What the task asks:
Print all the records exactly, please.

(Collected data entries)
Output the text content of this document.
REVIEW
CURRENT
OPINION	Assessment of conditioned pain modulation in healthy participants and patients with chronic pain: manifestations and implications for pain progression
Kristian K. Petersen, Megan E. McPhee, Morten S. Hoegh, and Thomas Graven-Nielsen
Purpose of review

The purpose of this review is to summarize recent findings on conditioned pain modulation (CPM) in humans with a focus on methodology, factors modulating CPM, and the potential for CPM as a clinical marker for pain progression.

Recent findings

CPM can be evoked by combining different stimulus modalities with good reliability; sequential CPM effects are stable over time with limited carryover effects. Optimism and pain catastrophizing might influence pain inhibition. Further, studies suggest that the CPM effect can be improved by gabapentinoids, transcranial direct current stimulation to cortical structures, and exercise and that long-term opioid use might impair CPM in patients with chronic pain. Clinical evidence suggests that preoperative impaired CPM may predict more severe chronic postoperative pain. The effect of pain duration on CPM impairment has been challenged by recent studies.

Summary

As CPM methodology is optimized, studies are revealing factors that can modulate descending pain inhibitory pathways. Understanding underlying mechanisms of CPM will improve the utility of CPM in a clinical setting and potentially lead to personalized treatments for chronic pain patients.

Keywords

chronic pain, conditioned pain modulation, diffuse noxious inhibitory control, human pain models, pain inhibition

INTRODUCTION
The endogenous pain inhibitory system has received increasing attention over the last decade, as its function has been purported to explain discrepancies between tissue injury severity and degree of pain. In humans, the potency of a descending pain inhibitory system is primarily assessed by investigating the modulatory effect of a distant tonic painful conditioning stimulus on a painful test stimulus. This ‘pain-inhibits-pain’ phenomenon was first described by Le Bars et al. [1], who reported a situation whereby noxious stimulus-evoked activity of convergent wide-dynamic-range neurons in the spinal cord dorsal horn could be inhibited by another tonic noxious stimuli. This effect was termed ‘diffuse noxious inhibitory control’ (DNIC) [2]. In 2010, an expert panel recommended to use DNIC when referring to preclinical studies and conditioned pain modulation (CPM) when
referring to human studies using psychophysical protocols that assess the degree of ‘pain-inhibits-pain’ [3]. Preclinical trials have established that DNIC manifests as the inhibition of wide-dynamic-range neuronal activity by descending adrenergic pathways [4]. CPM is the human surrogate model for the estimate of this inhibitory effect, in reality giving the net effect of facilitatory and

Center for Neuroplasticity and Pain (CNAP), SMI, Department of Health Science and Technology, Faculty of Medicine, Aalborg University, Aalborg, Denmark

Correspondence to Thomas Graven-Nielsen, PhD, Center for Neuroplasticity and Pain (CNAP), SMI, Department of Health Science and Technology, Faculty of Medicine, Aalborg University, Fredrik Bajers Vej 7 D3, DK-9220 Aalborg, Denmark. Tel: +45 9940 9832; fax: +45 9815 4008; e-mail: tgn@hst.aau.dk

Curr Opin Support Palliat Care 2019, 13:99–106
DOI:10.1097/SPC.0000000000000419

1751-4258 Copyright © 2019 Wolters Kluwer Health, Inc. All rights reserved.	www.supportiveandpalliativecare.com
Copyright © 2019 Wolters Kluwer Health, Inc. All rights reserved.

Written answer:
Output the text content of this document.
REVIEW
CURRENT
OPINION	Assessment of conditioned pain modulation in healthy participants and patients with chronic pain: manifestations and implications for pain progression
Kristian K. Petersen, Megan E. McPhee, Morten S. Hoegh, and Thomas Graven-Nielsen
Purpose of review

The purpose of this review is to summarize recent findings on conditioned pain modulation (CPM) in humans with a focus on methodology, factors modulating CPM, and the potential for CPM as a clinical marker for pain progression.

Recent findings

CPM can be evoked by combining different stimulus modalities with good reliability; sequential CPM effects are stable over time with limited carryover effects. Optimism and pain catastrophizing might influence pain inhibition. Further, studies suggest that the CPM effect can be improved by gabapentinoids, transcranial direct current stimulation to cortical structures, and exercise and that long-term opioid use might impair CPM in patients with chronic pain. Clinical evidence suggests that preoperative impaired CPM may predict more severe chronic postoperative pain. The effect of pain duration on CPM impairment has been challenged by recent studies.

Summary

As CPM methodology is optimized, studies are revealing factors that can modulate descending pain inhibitory pathways. Understanding underlying mechanisms of CPM will improve the utility of CPM in a clinical setting and potentially lead to personalized treatments for chronic pain patients.

Keywords

chronic pain, conditioned pain modulation, diffuse noxious inhibitory control, human pain models, pain inhibition

INTRODUCTION
The endogenous pain inhibitory system has received increasing attention over the last decade, as its function has been purported to explain discrepancies between tissue injury severity and degree of pain. In humans, the potency of a descending pain inhibitory system is primarily assessed by investigating the modulatory effect of a distant tonic painful conditioning stimulus on a painful test stimulus. This ‘pain-inhibits-pain’ phenomenon was first described by Le Bars et al. [1], who reported a situation whereby noxious stimulus-evoked activity of convergent wide-dynamic-range neurons in the spinal cord dorsal horn could be inhibited by another tonic noxious stimuli. This effect was termed ‘diffuse noxious inhibitory control’ (DNIC) [2]. In 2010, an expert panel recommended to use DNIC when referring to preclinical studies and conditioned pain modulation (CPM) when
referring to human studies using psychophysical protocols that assess the degree of ‘pain-inhibits-pain’ [3]. Preclinical trials have established that DNIC manifests as the inhibition of wide-dynamic-range neuronal activity by descending adrenergic pathways [4]. CPM is the human surrogate model for the estimate of this inhibitory effect, in reality giving the net effect of facilitatory and

Center for Neuroplasticity and Pain (CNAP), SMI, Department of Health Science and Technology, Faculty of Medicine, Aalborg University, Aalborg, Denmark

Correspondence to Thomas Graven-Nielsen, PhD, Center for Neuroplasticity and Pain (CNAP), SMI, Department of Health Science and Technology, Faculty of Medicine, Aalborg University, Fredrik Bajers Vej 7 D3, DK-9220 Aalborg, Denmark. Tel: +45 9940 9832; fax: +45 9815 4008; e-mail: tgn@hst.aau.dk

Curr Opin Support Palliat Care 2019, 13:99–106
DOI:10.1097/SPC.0000000000000419

1751-4258 Copyright © 2019 Wolters Kluwer Health, Inc. All rights reserved.	www.supportiveandpalliativecare.com
Copyright © 2019 Wolters Kluwer Health, Inc. All rights reserved.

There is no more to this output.